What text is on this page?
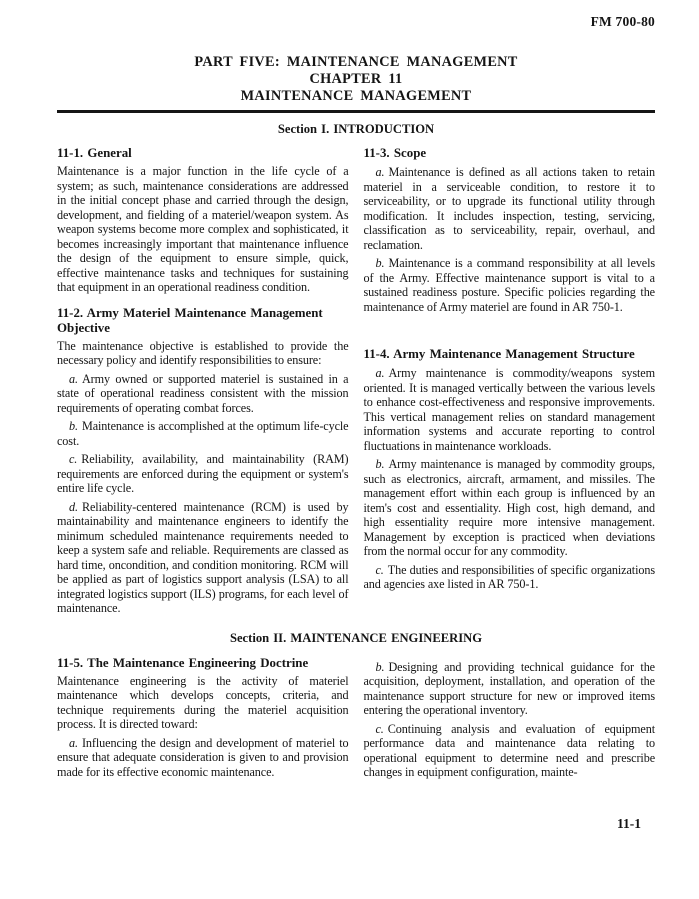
FM 700-80
PART FIVE: MAINTENANCE MANAGEMENT
CHAPTER 11
MAINTENANCE MANAGEMENT
Section I. INTRODUCTION
11-1. General

Maintenance is a major function in the life cycle of a system; as such, maintenance considerations are addressed in the initial concept phase and carried through the design, development, and fielding of a materiel/weapon system. As weapon systems become more complex and sophisticated, it becomes increasingly important that maintenance influence the design of the equipment to ensure simple, quick, effective maintenance tasks and techniques for sustaining that equipment in an operational readiness condition.

11-2. Army Materiel Maintenance Management Objective

The maintenance objective is established to provide the necessary policy and identify responsibilities to ensure:

a. Army owned or supported materiel is sustained in a state of operational readiness consistent with the mission requirements of operating combat forces.

b. Maintenance is accomplished at the optimum life-cycle cost.

c. Reliability, availability, and maintainability (RAM) requirements are enforced during the equipment or system's entire life cycle.

d. Reliability-centered maintenance (RCM) is used by maintainability and maintenance engineers to identify the minimum scheduled maintenance requirements needed to keep a system safe and reliable. Requirements are classed as hard time, oncondition, and condition monitoring. RCM will be applied as part of logistics support analysis (LSA) to all integrated logistics support (ILS) programs, for each level of maintenance.

11-3. Scope

a. Maintenance is defined as all actions taken to retain materiel in a serviceable condition, to restore it to serviceability, or to upgrade its functional utility through modification. It includes inspection, testing, servicing, classification as to serviceability, repair, overhaul, and reclamation.

b. Maintenance is a command responsibility at all levels of the Army. Effective maintenance support is vital to a sustained readiness posture. Specific policies regarding the maintenance of Army materiel are found in AR 750-1.

11-4. Army Maintenance Management Structure

a. Army maintenance is commodity/weapons system oriented. It is managed vertically between the various levels to enhance cost-effectiveness and responsive improvements. This vertical management relies on standard management information systems and accurate reporting to control fluctuations in maintenance workloads.

b. Army maintenance is managed by commodity groups, such as electronics, aircraft, armament, and missiles. The management effort within each group is influenced by an item's cost and essentiality. High cost, high demand, and high essentiality require more intensive management. Management by exception is practiced when deviations from the normal occur for any commodity.

c. The duties and responsibilities of specific organizations and agencies axe listed in AR 750-1.

Section II. MAINTENANCE ENGINEERING
11-5. The Maintenance Engineering Doctrine

Maintenance engineering is the activity of materiel maintenance which develops concepts, criteria, and technique requirements during the materiel acquisition process. It is directed toward:

a. Influencing the design and development of materiel to ensure that adequate consideration is given to and provision made for its effective economic maintenance.

b. Designing and providing technical guidance for the acquisition, deployment, installation, and operation of the maintenance support structure for new or improved items entering the operational inventory.

c. Continuing analysis and evaluation of equipment performance data and maintenance data relating to operational equipment to determine need and prescribe changes in equipment configuration, mainte-

11-1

-------------------------

PROBLEM TO SOLVE: Output all of the data exactly as it stands, minus any images.

RESULT BELOW:
What text is on this page?
FM 700-80
PART FIVE: MAINTENANCE MANAGEMENT
CHAPTER 11
MAINTENANCE MANAGEMENT
Section I. INTRODUCTION
11-1. General

Maintenance is a major function in the life cycle of a system; as such, maintenance considerations are addressed in the initial concept phase and carried through the design, development, and fielding of a materiel/weapon system. As weapon systems become more complex and sophisticated, it becomes increasingly important that maintenance influence the design of the equipment to ensure simple, quick, effective maintenance tasks and techniques for sustaining that equipment in an operational readiness condition.

11-2. Army Materiel Maintenance Management Objective

The maintenance objective is established to provide the necessary policy and identify responsibilities to ensure:

a. Army owned or supported materiel is sustained in a state of operational readiness consistent with the mission requirements of operating combat forces.

b. Maintenance is accomplished at the optimum life-cycle cost.

c. Reliability, availability, and maintainability (RAM) requirements are enforced during the equipment or system's entire life cycle.

d. Reliability-centered maintenance (RCM) is used by maintainability and maintenance engineers to identify the minimum scheduled maintenance requirements needed to keep a system safe and reliable. Requirements are classed as hard time, oncondition, and condition monitoring. RCM will be applied as part of logistics support analysis (LSA) to all integrated logistics support (ILS) programs, for each level of maintenance.

11-3. Scope

a. Maintenance is defined as all actions taken to retain materiel in a serviceable condition, to restore it to serviceability, or to upgrade its functional utility through modification. It includes inspection, testing, servicing, classification as to serviceability, repair, overhaul, and reclamation.

b. Maintenance is a command responsibility at all levels of the Army. Effective maintenance support is vital to a sustained readiness posture. Specific policies regarding the maintenance of Army materiel are found in AR 750-1.

11-4. Army Maintenance Management Structure

a. Army maintenance is commodity/weapons system oriented. It is managed vertically between the various levels to enhance cost-effectiveness and responsive improvements. This vertical management relies on standard management information systems and accurate reporting to control fluctuations in maintenance workloads.

b. Army maintenance is managed by commodity groups, such as electronics, aircraft, armament, and missiles. The management effort within each group is influenced by an item's cost and essentiality. High cost, high demand, and high essentiality require more intensive management. Management by exception is practiced when deviations from the normal occur for any commodity.

c. The duties and responsibilities of specific organizations and agencies axe listed in AR 750-1.

Section II. MAINTENANCE ENGINEERING
11-5. The Maintenance Engineering Doctrine

Maintenance engineering is the activity of materiel maintenance which develops concepts, criteria, and technique requirements during the materiel acquisition process. It is directed toward:

a. Influencing the design and development of materiel to ensure that adequate consideration is given to and provision made for its effective economic maintenance.

b. Designing and providing technical guidance for the acquisition, deployment, installation, and operation of the maintenance support structure for new or improved items entering the operational inventory.

c. Continuing analysis and evaluation of equipment performance data and maintenance data relating to operational equipment to determine need and prescribe changes in equipment configuration, mainte-

11-1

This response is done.